Read the lines below. Copy out any that hold the string "فقال".

··· EXCERPTED DATA ···

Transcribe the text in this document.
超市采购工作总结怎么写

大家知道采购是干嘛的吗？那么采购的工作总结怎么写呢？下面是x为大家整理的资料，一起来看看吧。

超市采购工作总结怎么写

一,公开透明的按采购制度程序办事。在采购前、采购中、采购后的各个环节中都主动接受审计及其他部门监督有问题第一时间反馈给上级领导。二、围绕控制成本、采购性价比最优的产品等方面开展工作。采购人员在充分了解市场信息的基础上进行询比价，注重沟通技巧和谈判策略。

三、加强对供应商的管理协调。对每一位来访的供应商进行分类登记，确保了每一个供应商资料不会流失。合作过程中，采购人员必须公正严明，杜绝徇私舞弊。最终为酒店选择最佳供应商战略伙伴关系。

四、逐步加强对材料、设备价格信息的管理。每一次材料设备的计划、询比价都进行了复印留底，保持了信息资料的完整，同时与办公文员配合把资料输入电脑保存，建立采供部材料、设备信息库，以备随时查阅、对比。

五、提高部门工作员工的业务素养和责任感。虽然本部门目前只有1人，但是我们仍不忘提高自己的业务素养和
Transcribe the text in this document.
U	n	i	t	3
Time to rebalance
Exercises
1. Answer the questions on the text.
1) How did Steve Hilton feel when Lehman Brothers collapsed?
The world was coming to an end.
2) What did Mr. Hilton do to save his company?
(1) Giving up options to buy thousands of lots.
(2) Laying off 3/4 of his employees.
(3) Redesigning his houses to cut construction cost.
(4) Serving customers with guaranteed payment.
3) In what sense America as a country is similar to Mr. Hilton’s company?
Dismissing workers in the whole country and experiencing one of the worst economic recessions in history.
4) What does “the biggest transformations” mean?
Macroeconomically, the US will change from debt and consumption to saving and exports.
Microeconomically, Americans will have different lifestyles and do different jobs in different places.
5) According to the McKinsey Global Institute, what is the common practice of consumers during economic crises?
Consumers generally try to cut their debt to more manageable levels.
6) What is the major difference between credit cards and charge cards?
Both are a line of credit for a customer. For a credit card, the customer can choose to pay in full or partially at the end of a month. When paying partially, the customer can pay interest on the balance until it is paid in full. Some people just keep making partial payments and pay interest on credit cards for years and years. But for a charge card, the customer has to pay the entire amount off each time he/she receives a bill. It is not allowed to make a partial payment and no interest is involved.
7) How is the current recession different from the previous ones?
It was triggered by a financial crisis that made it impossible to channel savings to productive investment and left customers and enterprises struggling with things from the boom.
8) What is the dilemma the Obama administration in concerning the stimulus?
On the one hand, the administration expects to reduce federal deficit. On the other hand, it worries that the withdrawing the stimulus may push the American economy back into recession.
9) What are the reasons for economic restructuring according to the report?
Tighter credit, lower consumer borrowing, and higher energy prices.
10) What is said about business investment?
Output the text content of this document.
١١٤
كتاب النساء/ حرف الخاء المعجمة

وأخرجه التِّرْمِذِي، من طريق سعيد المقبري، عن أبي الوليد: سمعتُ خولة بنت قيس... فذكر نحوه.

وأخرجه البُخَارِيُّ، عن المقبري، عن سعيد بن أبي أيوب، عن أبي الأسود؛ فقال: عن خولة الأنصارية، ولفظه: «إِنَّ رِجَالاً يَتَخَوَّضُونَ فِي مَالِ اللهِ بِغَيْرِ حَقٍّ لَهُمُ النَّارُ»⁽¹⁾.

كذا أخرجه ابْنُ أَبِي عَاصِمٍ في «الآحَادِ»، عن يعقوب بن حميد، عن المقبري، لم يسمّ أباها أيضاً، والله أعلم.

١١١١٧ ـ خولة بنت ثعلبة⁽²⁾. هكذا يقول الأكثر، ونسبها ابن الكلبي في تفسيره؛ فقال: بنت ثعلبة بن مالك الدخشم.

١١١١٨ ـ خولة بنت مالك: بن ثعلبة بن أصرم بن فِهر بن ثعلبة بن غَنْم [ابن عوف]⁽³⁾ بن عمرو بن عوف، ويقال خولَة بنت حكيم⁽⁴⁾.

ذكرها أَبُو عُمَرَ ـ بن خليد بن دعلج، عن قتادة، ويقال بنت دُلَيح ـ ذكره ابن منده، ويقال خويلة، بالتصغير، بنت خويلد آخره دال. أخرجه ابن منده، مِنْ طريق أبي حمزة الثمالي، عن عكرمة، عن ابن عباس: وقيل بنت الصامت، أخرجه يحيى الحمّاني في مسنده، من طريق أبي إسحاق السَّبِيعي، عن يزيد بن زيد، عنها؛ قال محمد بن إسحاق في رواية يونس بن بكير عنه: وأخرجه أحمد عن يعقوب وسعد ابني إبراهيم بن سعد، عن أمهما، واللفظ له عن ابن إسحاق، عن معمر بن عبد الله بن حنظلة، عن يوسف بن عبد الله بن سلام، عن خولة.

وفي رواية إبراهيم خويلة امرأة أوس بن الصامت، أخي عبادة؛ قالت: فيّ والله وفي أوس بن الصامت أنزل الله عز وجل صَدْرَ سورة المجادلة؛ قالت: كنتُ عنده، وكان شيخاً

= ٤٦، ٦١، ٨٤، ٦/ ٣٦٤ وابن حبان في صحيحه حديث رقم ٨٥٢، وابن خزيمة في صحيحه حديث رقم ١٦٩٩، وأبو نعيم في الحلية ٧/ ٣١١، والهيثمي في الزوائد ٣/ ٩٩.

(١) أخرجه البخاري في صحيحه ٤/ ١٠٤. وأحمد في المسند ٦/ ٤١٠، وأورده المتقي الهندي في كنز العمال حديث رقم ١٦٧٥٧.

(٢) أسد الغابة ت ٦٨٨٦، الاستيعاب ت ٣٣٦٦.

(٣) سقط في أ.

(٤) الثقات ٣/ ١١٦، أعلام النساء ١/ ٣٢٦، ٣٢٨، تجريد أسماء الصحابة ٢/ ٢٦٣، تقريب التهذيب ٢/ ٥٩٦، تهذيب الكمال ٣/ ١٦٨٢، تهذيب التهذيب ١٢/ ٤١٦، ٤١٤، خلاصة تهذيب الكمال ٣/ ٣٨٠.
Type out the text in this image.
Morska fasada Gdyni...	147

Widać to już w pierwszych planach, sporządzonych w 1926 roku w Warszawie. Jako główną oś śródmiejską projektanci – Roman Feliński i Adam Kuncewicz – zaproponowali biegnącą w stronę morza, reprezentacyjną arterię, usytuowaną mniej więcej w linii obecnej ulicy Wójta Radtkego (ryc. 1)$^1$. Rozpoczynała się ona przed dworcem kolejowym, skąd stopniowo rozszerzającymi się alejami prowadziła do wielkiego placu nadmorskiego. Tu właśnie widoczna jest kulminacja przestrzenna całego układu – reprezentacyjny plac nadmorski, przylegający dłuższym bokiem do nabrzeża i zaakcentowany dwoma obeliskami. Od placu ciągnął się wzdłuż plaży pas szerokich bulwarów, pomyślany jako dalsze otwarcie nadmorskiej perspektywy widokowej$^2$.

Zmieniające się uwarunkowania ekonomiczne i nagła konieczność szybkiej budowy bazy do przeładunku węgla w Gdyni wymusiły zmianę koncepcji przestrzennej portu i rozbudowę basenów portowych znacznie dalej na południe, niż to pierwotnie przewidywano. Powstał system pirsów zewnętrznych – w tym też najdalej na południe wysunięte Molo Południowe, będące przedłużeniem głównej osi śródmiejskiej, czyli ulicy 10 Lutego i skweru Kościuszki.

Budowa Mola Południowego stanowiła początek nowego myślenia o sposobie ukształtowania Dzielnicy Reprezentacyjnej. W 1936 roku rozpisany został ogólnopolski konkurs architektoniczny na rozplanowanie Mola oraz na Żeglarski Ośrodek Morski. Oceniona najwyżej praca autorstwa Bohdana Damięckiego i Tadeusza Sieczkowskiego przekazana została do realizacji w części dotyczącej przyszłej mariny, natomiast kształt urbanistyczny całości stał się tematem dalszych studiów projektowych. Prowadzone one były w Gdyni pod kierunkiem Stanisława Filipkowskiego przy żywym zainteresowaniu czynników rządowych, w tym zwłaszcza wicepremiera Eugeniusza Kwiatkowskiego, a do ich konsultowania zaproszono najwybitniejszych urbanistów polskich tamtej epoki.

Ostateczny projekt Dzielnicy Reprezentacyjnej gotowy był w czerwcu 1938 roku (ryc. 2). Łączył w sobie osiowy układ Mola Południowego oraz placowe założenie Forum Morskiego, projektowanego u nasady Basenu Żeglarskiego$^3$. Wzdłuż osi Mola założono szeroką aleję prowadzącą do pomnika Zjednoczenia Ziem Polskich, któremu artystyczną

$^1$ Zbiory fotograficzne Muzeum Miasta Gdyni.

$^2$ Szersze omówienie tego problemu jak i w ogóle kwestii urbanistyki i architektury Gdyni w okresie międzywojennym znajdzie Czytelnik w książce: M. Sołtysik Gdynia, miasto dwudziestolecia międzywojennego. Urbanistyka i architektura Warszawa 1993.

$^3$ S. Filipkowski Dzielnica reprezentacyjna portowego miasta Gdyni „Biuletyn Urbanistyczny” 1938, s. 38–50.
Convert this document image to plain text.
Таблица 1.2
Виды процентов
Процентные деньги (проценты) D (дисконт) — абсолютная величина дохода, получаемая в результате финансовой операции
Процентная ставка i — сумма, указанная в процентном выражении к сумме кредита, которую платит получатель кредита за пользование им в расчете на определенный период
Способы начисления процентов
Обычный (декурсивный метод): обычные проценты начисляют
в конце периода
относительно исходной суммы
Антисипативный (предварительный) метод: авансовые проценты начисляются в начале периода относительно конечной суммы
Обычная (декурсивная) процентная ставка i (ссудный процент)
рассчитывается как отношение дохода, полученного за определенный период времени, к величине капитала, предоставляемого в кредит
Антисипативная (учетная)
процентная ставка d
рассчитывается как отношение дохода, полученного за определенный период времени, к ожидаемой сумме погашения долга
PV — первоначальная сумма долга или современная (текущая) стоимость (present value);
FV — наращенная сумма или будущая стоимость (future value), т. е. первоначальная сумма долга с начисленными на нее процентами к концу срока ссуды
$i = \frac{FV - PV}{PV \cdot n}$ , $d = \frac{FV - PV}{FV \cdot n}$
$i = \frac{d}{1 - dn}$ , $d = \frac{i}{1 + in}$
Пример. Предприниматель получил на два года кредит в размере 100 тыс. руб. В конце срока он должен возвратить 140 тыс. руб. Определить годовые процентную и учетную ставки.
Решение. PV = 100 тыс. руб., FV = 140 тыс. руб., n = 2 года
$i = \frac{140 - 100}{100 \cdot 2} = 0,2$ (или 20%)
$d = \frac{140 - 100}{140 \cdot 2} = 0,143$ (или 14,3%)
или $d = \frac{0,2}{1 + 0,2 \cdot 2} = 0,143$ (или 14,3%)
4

···

→ **THE REPLY**
وأخرجه البُخَارِيُّ، عن المقبري، عن سعيد بن أبي أيوب، عن أبي الأسود؛ فقال: عن خولة الأنصارية، ولفظه: «إِنَّ رِجَالاً يَتَخَوَّضُونَ فِي مَالِ اللهِ بِغَيْرِ حَقٍّ لَهُمُ النَّارُ»⁽¹⁾.
١١١١٧ ـ خولة بنت ثعلبة⁽²⁾. هكذا يقول الأكثر، ونسبها ابن الكلبي في تفسيره؛ فقال: بنت ثعلبة بن مالك الدخشم.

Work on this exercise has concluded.